*WRITTEN INSTRUCTION:* Check every line below for the word "arising" and show those that hold it.
#####
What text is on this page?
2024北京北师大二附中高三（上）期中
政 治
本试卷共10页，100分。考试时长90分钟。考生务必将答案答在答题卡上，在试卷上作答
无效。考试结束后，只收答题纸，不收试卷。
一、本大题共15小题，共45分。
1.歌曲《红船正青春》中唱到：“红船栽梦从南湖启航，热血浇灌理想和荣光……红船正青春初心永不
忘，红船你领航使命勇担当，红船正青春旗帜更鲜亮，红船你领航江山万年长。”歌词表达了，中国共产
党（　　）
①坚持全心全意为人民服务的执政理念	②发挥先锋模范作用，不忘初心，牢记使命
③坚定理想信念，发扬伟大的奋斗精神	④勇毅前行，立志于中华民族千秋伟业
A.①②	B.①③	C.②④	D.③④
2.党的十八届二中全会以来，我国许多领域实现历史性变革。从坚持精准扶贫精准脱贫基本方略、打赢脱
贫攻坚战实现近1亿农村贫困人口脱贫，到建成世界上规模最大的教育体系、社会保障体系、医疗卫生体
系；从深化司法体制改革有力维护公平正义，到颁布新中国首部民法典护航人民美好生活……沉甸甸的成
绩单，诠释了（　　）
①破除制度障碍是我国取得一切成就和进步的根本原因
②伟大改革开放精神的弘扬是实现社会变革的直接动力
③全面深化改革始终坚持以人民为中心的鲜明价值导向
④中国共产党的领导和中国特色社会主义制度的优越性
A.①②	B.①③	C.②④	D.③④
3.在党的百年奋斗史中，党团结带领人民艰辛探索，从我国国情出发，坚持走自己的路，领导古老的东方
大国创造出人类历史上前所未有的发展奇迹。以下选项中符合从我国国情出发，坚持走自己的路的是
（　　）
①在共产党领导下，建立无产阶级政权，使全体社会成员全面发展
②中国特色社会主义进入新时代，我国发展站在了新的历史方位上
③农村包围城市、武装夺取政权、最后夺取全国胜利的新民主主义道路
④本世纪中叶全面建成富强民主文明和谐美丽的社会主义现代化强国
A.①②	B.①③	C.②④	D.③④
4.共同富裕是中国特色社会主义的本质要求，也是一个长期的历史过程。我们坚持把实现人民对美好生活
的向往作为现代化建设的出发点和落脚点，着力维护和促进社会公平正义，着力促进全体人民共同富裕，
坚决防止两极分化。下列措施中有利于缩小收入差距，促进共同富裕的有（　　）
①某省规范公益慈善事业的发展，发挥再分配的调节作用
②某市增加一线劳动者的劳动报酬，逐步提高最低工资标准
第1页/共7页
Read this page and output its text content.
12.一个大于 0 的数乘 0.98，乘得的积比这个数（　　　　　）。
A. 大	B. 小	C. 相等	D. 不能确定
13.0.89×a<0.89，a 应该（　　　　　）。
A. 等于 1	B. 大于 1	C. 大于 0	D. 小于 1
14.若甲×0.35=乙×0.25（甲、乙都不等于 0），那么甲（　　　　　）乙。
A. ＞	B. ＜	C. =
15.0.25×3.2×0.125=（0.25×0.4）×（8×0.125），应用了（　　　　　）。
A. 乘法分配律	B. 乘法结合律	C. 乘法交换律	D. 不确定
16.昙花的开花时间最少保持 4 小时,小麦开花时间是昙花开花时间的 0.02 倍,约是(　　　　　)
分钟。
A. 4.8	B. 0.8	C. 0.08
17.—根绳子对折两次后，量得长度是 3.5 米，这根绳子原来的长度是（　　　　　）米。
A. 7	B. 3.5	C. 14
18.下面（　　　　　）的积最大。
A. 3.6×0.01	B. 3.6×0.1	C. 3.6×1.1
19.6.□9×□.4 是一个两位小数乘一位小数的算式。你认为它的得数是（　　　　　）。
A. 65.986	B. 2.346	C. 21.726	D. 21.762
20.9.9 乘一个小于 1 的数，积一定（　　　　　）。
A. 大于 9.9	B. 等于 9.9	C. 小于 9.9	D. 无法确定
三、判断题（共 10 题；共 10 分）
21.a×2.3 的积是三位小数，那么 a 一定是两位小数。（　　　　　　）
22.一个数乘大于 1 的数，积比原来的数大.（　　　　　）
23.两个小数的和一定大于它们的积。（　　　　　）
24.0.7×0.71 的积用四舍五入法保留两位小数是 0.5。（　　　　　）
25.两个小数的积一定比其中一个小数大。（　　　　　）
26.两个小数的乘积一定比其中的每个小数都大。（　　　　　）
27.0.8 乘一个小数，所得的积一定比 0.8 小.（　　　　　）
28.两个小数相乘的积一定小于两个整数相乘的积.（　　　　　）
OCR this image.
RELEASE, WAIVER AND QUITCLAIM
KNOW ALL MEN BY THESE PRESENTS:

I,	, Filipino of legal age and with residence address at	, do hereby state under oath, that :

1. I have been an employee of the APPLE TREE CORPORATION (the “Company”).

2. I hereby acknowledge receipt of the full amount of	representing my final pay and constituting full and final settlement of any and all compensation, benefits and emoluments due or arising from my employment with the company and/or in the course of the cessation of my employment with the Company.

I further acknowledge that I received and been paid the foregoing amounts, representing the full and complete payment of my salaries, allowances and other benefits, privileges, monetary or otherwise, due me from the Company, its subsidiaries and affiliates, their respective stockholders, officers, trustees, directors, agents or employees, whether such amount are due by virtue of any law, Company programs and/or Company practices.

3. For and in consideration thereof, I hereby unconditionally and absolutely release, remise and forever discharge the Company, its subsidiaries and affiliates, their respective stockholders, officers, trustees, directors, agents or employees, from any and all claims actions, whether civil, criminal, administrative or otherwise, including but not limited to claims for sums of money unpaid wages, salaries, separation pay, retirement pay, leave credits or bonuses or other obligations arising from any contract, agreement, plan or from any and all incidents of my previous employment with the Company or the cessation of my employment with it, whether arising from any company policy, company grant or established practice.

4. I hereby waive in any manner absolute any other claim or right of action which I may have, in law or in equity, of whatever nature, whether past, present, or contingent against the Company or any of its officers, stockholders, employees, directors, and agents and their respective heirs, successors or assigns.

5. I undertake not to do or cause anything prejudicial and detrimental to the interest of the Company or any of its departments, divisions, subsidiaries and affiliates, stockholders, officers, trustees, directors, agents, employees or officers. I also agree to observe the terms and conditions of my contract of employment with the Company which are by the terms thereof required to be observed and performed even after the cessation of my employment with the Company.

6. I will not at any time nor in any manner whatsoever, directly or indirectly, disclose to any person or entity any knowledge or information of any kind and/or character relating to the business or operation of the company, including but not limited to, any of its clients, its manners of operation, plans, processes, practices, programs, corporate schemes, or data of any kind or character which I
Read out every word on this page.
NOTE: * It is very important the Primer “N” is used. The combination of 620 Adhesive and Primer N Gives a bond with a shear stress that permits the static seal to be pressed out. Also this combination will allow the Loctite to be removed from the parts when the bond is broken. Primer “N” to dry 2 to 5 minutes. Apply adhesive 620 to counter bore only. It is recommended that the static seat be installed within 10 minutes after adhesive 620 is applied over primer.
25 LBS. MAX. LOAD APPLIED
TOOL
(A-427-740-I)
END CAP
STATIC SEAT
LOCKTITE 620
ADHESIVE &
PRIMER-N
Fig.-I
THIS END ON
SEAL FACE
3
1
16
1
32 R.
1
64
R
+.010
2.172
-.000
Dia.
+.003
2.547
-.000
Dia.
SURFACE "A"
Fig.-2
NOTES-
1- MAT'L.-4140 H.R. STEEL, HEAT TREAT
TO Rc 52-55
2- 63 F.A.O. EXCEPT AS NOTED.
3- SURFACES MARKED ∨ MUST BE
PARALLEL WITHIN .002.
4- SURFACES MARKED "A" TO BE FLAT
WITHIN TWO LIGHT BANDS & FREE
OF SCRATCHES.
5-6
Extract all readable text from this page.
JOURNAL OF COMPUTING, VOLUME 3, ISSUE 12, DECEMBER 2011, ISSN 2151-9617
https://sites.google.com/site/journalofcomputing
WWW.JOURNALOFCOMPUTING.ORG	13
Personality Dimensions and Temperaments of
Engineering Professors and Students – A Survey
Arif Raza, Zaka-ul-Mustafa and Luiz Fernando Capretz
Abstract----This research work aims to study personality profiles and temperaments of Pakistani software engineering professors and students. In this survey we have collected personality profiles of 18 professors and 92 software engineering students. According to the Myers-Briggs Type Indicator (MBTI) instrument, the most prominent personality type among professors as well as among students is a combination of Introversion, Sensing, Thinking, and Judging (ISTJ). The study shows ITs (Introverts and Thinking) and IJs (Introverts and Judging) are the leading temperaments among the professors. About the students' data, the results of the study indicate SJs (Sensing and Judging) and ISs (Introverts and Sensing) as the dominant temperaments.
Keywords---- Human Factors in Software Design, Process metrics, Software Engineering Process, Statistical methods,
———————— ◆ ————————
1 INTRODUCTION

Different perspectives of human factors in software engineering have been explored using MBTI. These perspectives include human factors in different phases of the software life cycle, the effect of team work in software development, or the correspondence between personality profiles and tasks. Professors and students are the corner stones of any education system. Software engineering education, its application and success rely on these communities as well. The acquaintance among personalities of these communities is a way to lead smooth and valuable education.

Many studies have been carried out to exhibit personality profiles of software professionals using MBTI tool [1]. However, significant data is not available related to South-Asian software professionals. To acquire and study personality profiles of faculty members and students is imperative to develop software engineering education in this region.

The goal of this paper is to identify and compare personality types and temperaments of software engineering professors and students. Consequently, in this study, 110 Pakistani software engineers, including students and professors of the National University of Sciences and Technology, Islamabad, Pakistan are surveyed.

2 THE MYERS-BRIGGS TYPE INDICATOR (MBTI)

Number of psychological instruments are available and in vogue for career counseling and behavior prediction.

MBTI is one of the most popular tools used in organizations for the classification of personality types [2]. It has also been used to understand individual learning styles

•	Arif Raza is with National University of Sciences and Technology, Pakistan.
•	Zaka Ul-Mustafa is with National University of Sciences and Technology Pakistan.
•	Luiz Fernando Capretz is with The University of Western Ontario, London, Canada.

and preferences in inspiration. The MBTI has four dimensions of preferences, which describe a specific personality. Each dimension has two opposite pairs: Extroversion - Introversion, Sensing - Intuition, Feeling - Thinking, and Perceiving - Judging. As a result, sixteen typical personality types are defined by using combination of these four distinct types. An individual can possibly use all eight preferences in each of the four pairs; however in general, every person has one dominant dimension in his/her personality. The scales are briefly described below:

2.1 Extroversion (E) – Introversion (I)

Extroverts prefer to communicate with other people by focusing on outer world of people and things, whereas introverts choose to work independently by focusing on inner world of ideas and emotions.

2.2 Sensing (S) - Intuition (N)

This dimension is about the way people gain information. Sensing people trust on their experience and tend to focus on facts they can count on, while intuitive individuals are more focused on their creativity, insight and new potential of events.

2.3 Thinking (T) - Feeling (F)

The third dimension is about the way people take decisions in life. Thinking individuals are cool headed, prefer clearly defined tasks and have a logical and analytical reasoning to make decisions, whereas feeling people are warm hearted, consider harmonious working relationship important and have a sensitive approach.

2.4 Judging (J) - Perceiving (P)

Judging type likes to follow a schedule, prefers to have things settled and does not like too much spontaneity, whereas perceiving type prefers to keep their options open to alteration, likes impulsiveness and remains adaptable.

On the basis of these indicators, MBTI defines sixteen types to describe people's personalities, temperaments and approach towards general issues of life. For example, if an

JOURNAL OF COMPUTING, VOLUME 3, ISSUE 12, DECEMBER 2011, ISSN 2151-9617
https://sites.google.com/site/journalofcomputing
#####
*EXPECTED OUTPUT:*
2. I hereby acknowledge receipt of the full amount of	representing my final pay and constituting full and final settlement of any and all compensation, benefits and emoluments due or arising from my employment with the company and/or in the course of the cessation of my employment with the Company.
3. For and in consideration thereof, I hereby unconditionally and absolutely release, remise and forever discharge the Company, its subsidiaries and affiliates, their respective stockholders, officers, trustees, directors, agents or employees, from any and all claims actions, whether civil, criminal, administrative or otherwise, including but not limited to claims for sums of money unpaid wages, salaries, separation pay, retirement pay, leave credits or bonuses or other obligations arising from any contract, agreement, plan or from any and all incidents of my previous employment with the Company or the cessation of my employment with it, whether arising from any company policy, company grant or established practice.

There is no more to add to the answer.